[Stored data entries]
┌──

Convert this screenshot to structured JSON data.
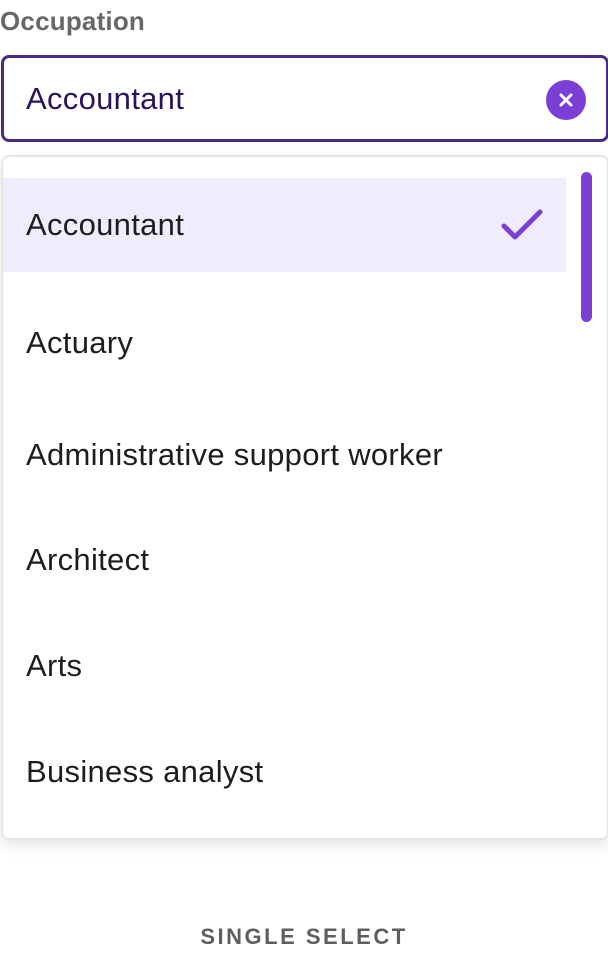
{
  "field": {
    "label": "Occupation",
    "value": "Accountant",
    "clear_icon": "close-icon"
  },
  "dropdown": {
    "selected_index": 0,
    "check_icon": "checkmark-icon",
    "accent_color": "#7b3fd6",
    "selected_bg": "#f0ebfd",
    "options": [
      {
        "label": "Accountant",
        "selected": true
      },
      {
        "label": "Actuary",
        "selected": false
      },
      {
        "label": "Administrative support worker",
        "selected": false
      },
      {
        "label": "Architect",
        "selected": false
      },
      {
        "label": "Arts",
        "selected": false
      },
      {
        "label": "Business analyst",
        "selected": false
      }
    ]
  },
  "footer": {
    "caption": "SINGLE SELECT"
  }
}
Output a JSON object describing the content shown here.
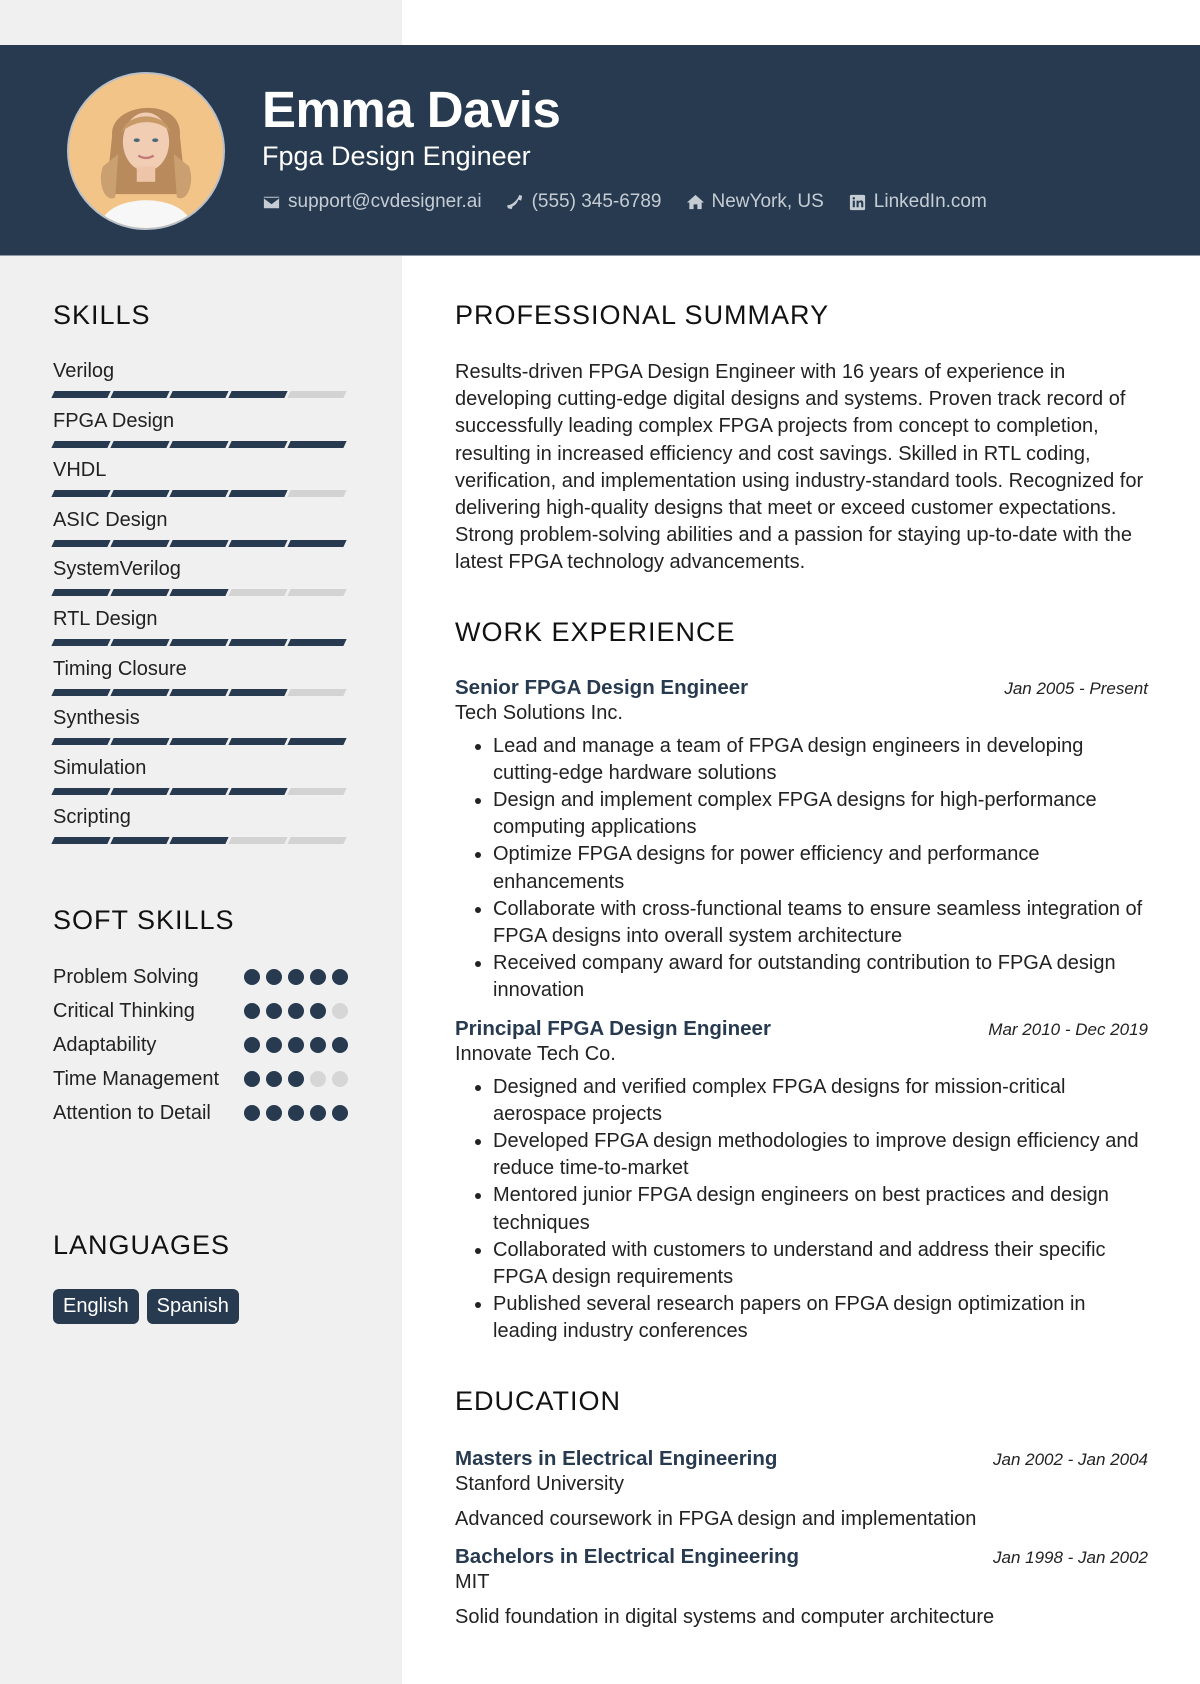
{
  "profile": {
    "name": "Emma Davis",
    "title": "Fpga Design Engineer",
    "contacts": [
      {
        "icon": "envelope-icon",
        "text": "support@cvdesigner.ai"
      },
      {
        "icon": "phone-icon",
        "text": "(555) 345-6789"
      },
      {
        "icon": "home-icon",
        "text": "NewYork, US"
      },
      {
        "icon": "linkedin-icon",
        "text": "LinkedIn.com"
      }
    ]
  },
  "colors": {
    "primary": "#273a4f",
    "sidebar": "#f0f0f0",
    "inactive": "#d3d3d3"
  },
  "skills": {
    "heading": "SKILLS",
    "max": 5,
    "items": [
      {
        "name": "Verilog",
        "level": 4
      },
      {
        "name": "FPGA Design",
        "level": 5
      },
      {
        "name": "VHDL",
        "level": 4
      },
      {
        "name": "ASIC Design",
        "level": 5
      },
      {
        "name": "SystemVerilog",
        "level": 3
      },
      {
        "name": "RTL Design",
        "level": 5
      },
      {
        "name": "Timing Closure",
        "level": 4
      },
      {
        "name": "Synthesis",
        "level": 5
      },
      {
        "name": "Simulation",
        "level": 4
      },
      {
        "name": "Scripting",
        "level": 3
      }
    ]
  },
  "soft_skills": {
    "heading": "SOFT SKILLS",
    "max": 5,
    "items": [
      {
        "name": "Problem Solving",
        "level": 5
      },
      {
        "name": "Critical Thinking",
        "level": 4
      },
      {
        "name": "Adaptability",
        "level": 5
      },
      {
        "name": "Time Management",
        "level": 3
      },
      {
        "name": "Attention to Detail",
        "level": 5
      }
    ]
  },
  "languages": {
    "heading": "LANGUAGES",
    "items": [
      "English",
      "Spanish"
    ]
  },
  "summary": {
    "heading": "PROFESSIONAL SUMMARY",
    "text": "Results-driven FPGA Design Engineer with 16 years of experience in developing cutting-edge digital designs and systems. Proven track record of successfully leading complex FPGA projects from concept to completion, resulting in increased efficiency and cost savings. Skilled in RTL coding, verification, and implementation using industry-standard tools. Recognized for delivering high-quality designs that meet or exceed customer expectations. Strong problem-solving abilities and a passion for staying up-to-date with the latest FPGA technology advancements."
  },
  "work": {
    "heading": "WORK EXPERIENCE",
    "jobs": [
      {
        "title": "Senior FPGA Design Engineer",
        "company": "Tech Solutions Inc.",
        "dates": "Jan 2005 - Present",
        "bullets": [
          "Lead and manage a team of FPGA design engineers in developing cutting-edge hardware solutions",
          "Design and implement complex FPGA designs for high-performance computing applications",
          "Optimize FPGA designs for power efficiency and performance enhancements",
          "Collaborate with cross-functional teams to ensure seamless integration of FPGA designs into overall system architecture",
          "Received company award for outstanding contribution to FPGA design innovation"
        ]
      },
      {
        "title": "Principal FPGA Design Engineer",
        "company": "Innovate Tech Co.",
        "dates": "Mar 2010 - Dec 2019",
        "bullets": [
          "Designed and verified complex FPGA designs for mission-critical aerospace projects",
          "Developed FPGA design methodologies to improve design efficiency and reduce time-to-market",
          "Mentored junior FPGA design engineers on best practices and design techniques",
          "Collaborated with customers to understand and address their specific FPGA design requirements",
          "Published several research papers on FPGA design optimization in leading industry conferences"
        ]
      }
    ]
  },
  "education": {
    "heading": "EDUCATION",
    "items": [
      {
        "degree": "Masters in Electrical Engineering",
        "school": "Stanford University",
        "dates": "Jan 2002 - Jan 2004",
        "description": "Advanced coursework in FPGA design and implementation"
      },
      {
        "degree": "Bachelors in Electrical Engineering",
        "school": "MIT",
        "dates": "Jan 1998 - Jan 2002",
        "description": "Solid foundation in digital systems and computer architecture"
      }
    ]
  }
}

└──

_What you will do_
Reproduce each line of the material containing the word "architecture".

_Exercise response_
          "Collaborate with cross-functional teams to ensure seamless integration of FPGA designs into overall system architecture",
        "description": "Solid foundation in digital systems and computer architecture"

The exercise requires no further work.